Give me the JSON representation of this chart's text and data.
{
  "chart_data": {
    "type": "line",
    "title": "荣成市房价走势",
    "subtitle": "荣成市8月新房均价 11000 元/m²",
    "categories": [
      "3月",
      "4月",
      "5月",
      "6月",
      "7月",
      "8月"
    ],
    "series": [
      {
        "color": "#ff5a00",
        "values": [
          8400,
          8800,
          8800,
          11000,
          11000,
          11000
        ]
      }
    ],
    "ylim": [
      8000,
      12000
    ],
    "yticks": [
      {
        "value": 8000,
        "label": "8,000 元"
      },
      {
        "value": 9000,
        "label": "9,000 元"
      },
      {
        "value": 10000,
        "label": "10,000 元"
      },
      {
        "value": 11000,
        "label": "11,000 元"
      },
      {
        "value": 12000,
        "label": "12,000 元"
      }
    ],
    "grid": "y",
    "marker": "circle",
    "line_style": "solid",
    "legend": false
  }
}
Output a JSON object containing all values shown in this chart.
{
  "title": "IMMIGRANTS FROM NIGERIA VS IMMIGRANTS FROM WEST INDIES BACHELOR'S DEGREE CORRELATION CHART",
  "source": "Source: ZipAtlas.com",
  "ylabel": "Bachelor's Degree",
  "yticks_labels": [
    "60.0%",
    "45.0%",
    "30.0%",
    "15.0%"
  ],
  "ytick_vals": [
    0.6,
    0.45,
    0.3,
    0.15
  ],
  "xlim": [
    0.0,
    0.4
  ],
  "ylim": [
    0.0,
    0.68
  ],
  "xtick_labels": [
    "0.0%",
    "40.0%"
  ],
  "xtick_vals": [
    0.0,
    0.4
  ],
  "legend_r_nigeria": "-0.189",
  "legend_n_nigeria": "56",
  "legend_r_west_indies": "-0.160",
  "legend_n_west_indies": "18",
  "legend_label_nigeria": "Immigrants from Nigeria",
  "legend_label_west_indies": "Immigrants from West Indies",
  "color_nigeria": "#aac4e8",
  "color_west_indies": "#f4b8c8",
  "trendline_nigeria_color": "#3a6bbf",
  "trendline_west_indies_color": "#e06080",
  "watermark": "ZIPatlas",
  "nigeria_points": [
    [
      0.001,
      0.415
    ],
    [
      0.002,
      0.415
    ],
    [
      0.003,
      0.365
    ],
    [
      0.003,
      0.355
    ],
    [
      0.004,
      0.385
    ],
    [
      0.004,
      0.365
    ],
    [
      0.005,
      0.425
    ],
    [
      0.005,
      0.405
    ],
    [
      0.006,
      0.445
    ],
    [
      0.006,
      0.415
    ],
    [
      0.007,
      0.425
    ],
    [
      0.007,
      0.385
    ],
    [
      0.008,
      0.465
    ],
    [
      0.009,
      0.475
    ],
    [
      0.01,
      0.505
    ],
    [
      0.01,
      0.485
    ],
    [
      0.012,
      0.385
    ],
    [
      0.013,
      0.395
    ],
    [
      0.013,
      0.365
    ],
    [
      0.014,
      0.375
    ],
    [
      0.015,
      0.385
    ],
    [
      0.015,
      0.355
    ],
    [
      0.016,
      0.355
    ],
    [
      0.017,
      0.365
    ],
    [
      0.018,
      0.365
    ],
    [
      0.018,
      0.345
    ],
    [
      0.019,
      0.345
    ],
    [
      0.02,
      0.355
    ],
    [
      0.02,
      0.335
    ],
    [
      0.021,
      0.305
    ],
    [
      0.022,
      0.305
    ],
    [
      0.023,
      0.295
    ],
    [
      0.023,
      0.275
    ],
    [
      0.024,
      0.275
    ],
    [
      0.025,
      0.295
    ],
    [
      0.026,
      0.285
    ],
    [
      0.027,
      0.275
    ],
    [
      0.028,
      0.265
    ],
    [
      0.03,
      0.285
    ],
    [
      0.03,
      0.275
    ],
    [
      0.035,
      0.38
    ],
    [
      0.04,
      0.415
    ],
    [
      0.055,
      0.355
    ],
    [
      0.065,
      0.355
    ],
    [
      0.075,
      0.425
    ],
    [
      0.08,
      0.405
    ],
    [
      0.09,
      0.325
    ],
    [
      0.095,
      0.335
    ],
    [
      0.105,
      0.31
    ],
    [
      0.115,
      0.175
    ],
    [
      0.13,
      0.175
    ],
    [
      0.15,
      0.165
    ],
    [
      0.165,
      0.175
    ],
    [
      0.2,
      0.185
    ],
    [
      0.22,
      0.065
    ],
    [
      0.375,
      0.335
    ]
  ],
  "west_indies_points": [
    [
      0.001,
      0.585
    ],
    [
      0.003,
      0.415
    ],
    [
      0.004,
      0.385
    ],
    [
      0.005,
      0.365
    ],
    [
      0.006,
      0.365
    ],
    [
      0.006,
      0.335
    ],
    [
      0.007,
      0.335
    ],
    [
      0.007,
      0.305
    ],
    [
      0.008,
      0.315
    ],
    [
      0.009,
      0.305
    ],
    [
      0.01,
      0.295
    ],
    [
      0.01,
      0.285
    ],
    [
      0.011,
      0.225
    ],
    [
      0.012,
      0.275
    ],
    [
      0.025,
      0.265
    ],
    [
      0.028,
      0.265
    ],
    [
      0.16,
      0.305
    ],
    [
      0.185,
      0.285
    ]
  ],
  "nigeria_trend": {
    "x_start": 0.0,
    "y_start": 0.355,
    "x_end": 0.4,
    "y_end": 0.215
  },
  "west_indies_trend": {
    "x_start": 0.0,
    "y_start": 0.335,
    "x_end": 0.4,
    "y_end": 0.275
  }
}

====

To be done:
Nothing should be left out: repeat all of the data exactly.

Result of the task:
Give me the JSON representation of this chart's text and data.
{
  "chart_data": {
    "type": "line",
    "title": "荣成市房价走势",
    "subtitle": "荣成市8月新房均价 11000 元/m²",
    "categories": [
      "3月",
      "4月",
      "5月",
      "6月",
      "7月",
      "8月"
    ],
    "series": [
      {
        "color": "#ff5a00",
        "values": [
          8400,
          8800,
          8800,
          11000,
          11000,
          11000
        ]
      }
    ],
    "ylim": [
      8000,
      12000
    ],
    "yticks": [
      {
        "value": 8000,
        "label": "8,000 元"
      },
      {
        "value": 9000,
        "label": "9,000 元"
      },
      {
        "value": 10000,
        "label": "10,000 元"
      },
      {
        "value": 11000,
        "label": "11,000 元"
      },
      {
        "value": 12000,
        "label": "12,000 元"
      }
    ],
    "grid": "y",
    "marker": "circle",
    "line_style": "solid",
    "legend": false
  }
}
Output a JSON object containing all values shown in this chart.
{
  "title": "IMMIGRANTS FROM NIGERIA VS IMMIGRANTS FROM WEST INDIES BACHELOR'S DEGREE CORRELATION CHART",
  "source": "Source: ZipAtlas.com",
  "ylabel": "Bachelor's Degree",
  "yticks_labels": [
    "60.0%",
    "45.0%",
    "30.0%",
    "15.0%"
  ],
  "ytick_vals": [
    0.6,
    0.45,
    0.3,
    0.15
  ],
  "xlim": [
    0.0,
    0.4
  ],
  "ylim": [
    0.0,
    0.68
  ],
  "xtick_labels": [
    "0.0%",
    "40.0%"
  ],
  "xtick_vals": [
    0.0,
    0.4
  ],
  "legend_r_nigeria": "-0.189",
  "legend_n_nigeria": "56",
  "legend_r_west_indies": "-0.160",
  "legend_n_west_indies": "18",
  "legend_label_nigeria": "Immigrants from Nigeria",
  "legend_label_west_indies": "Immigrants from West Indies",
  "color_nigeria": "#aac4e8",
  "color_west_indies": "#f4b8c8",
  "trendline_nigeria_color": "#3a6bbf",
  "trendline_west_indies_color": "#e06080",
  "watermark": "ZIPatlas",
  "nigeria_points": [
    [
      0.001,
      0.415
    ],
    [
      0.002,
      0.415
    ],
    [
      0.003,
      0.365
    ],
    [
      0.003,
      0.355
    ],
    [
      0.004,
      0.385
    ],
    [
      0.004,
      0.365
    ],
    [
      0.005,
      0.425
    ],
    [
      0.005,
      0.405
    ],
    [
      0.006,
      0.445
    ],
    [
      0.006,
      0.415
    ],
    [
      0.007,
      0.425
    ],
    [
      0.007,
      0.385
    ],
    [
      0.008,
      0.465
    ],
    [
      0.009,
      0.475
    ],
    [
      0.01,
      0.505
    ],
    [
      0.01,
      0.485
    ],
    [
      0.012,
      0.385
    ],
    [
      0.013,
      0.395
    ],
    [
      0.013,
      0.365
    ],
    [
      0.014,
      0.375
    ],
    [
      0.015,
      0.385
    ],
    [
      0.015,
      0.355
    ],
    [
      0.016,
      0.355
    ],
    [
      0.017,
      0.365
    ],
    [
      0.018,
      0.365
    ],
    [
      0.018,
      0.345
    ],
    [
      0.019,
      0.345
    ],
    [
      0.02,
      0.355
    ],
    [
      0.02,
      0.335
    ],
    [
      0.021,
      0.305
    ],
    [
      0.022,
      0.305
    ],
    [
      0.023,
      0.295
    ],
    [
      0.023,
      0.275
    ],
    [
      0.024,
      0.275
    ],
    [
      0.025,
      0.295
    ],
    [
      0.026,
      0.285
    ],
    [
      0.027,
      0.275
    ],
    [
      0.028,
      0.265
    ],
    [
      0.03,
      0.285
    ],
    [
      0.03,
      0.275
    ],
    [
      0.035,
      0.38
    ],
    [
      0.04,
      0.415
    ],
    [
      0.055,
      0.355
    ],
    [
      0.065,
      0.355
    ],
    [
      0.075,
      0.425
    ],
    [
      0.08,
      0.405
    ],
    [
      0.09,
      0.325
    ],
    [
      0.095,
      0.335
    ],
    [
      0.105,
      0.31
    ],
    [
      0.115,
      0.175
    ],
    [
      0.13,
      0.175
    ],
    [
      0.15,
      0.165
    ],
    [
      0.165,
      0.175
    ],
    [
      0.2,
      0.185
    ],
    [
      0.22,
      0.065
    ],
    [
      0.375,
      0.335
    ]
  ],
  "west_indies_points": [
    [
      0.001,
      0.585
    ],
    [
      0.003,
      0.415
    ],
    [
      0.004,
      0.385
    ],
    [
      0.005,
      0.365
    ],
    [
      0.006,
      0.365
    ],
    [
      0.006,
      0.335
    ],
    [
      0.007,
      0.335
    ],
    [
      0.007,
      0.305
    ],
    [
      0.008,
      0.315
    ],
    [
      0.009,
      0.305
    ],
    [
      0.01,
      0.295
    ],
    [
      0.01,
      0.285
    ],
    [
      0.011,
      0.225
    ],
    [
      0.012,
      0.275
    ],
    [
      0.025,
      0.265
    ],
    [
      0.028,
      0.265
    ],
    [
      0.16,
      0.305
    ],
    [
      0.185,
      0.285
    ]
  ],
  "nigeria_trend": {
    "x_start": 0.0,
    "y_start": 0.355,
    "x_end": 0.4,
    "y_end": 0.215
  },
  "west_indies_trend": {
    "x_start": 0.0,
    "y_start": 0.335,
    "x_end": 0.4,
    "y_end": 0.275
  }
}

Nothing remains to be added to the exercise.